◆ WHAT NEEDS TO BE DONE: Output all the data exactly. Pictures do not belong in the copy.

[Website and app data records]

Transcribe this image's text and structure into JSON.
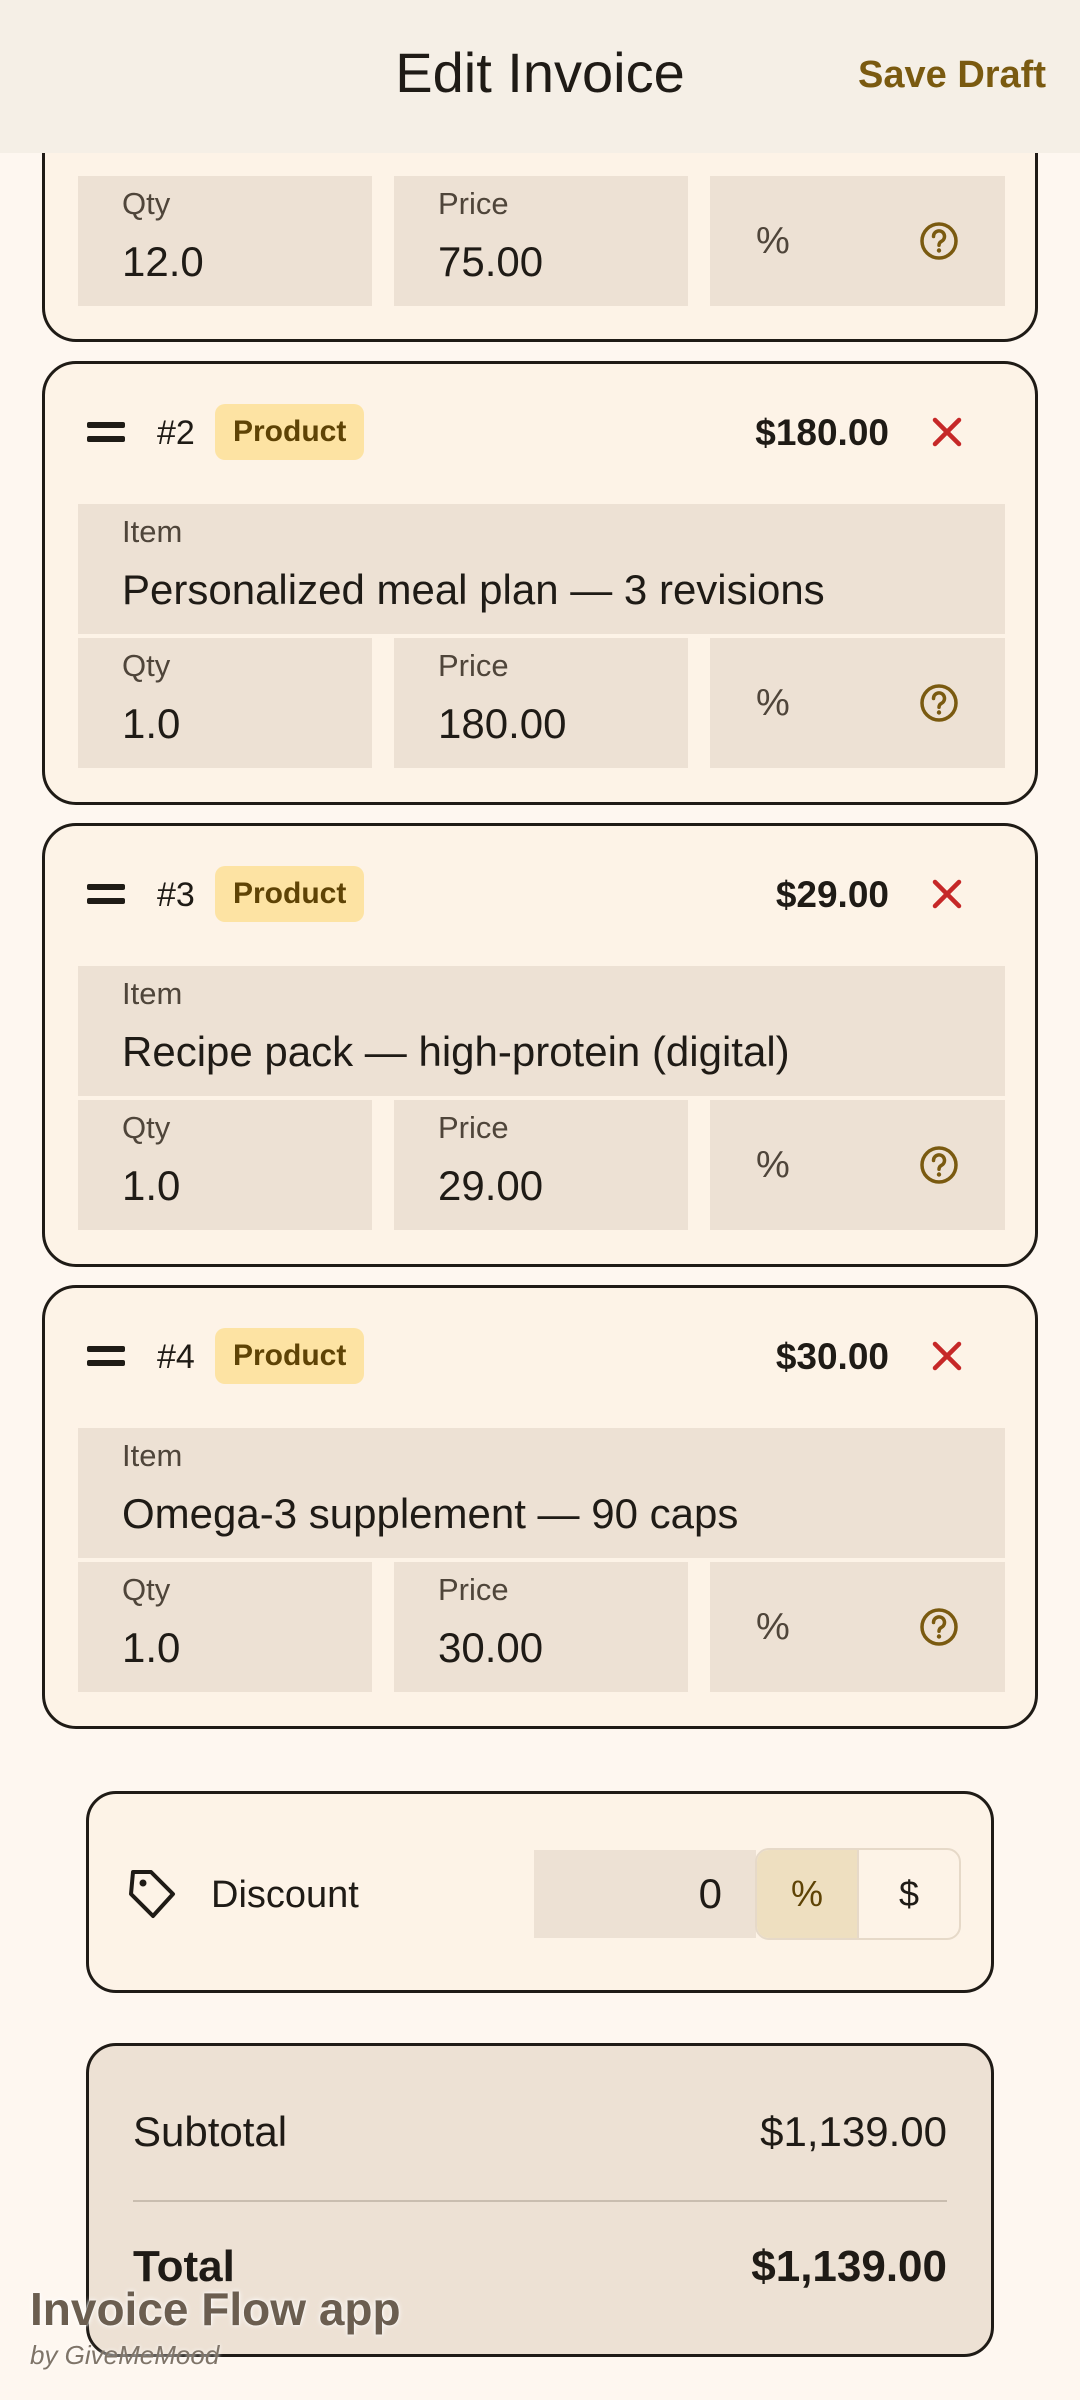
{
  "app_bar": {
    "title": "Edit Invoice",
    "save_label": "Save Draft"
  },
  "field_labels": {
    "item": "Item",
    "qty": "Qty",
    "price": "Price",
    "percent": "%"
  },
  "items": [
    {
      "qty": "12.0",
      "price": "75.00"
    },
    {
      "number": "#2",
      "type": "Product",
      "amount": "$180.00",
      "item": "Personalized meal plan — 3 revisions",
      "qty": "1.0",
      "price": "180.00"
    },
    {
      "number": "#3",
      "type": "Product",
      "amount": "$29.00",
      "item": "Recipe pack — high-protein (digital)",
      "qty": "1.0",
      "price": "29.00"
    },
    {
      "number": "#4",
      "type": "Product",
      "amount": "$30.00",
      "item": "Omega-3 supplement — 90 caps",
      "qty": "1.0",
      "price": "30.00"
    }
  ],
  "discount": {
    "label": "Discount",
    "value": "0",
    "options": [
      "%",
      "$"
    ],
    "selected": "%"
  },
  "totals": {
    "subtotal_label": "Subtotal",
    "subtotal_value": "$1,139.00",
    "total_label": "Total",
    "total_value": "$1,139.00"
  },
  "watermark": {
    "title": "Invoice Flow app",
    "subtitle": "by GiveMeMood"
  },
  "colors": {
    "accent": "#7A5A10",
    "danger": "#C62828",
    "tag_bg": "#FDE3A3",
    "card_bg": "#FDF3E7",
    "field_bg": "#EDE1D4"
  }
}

◆ OUTPUT:
Transcribe this image's text and structure into JSON.
{
  "app_bar": {
    "title": "Edit Invoice",
    "save_label": "Save Draft"
  },
  "field_labels": {
    "item": "Item",
    "qty": "Qty",
    "price": "Price",
    "percent": "%"
  },
  "items": [
    {
      "qty": "12.0",
      "price": "75.00"
    },
    {
      "number": "#2",
      "type": "Product",
      "amount": "$180.00",
      "item": "Personalized meal plan — 3 revisions",
      "qty": "1.0",
      "price": "180.00"
    },
    {
      "number": "#3",
      "type": "Product",
      "amount": "$29.00",
      "item": "Recipe pack — high-protein (digital)",
      "qty": "1.0",
      "price": "29.00"
    },
    {
      "number": "#4",
      "type": "Product",
      "amount": "$30.00",
      "item": "Omega-3 supplement — 90 caps",
      "qty": "1.0",
      "price": "30.00"
    }
  ],
  "discount": {
    "label": "Discount",
    "value": "0",
    "options": [
      "%",
      "$"
    ],
    "selected": "%"
  },
  "totals": {
    "subtotal_label": "Subtotal",
    "subtotal_value": "$1,139.00",
    "total_label": "Total",
    "total_value": "$1,139.00"
  },
  "watermark": {
    "title": "Invoice Flow app",
    "subtitle": "by GiveMeMood"
  },
  "colors": {
    "accent": "#7A5A10",
    "danger": "#C62828",
    "tag_bg": "#FDE3A3",
    "card_bg": "#FDF3E7",
    "field_bg": "#EDE1D4"
  }
}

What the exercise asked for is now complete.